- **Description of the task**
How many of the lines below hold the word "arrow"? Answer only with the number.

- **Records provided**
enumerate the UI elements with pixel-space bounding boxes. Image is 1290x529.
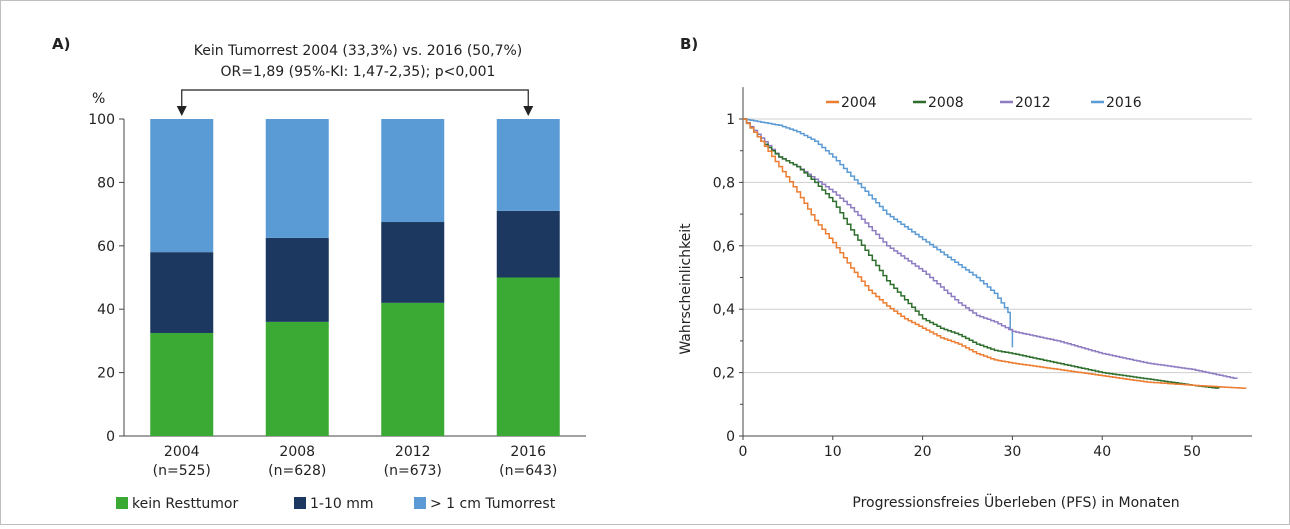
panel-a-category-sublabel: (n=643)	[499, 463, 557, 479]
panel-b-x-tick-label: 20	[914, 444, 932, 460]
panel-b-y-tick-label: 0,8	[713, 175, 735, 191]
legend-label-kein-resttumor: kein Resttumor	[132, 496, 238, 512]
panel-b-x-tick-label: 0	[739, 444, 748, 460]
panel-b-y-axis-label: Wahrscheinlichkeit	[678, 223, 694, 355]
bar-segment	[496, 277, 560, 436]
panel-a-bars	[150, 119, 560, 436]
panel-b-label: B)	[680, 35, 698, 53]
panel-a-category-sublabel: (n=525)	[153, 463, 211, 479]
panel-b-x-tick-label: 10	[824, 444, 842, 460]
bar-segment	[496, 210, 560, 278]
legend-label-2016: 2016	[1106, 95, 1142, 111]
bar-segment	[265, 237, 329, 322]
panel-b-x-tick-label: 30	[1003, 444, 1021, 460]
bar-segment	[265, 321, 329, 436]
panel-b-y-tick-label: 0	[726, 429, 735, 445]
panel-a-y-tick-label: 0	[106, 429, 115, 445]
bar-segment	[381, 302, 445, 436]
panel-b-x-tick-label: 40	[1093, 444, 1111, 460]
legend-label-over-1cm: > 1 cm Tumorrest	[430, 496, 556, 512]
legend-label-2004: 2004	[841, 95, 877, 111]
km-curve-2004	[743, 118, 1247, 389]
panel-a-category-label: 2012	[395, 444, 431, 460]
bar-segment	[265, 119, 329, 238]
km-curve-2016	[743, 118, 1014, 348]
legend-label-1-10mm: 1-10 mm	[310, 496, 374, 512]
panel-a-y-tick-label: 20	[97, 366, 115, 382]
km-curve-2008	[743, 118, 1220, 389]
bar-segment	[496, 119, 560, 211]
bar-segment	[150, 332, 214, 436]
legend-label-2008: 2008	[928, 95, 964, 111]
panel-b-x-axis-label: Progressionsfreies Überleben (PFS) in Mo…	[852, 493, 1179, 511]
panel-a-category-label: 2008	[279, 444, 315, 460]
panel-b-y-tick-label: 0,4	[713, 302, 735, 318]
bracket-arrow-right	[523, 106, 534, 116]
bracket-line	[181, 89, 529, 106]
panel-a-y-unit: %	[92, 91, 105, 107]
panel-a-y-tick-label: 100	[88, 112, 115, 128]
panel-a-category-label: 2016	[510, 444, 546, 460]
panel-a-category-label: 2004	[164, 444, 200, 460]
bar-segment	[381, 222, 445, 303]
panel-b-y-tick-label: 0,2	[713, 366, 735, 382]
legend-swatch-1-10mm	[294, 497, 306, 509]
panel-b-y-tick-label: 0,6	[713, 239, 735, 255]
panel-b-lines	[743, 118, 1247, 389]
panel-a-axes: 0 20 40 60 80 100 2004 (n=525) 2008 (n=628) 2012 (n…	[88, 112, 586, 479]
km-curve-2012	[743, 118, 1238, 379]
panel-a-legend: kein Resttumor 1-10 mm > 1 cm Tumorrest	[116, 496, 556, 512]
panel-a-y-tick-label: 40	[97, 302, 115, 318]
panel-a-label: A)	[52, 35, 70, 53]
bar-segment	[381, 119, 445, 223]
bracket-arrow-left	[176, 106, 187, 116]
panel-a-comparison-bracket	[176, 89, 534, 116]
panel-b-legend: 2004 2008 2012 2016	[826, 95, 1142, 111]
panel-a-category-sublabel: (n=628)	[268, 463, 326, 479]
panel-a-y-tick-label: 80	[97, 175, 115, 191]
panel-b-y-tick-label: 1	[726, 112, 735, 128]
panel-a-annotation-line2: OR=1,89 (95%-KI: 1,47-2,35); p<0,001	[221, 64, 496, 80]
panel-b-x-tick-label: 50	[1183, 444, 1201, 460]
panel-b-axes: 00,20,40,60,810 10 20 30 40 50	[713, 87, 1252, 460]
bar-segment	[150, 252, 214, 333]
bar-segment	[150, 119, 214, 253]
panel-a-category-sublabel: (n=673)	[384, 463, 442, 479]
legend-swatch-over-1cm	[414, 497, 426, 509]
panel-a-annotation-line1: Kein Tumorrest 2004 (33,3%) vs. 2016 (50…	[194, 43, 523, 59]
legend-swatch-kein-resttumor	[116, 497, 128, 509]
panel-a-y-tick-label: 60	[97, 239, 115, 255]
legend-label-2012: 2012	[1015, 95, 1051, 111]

- **Final answer**
2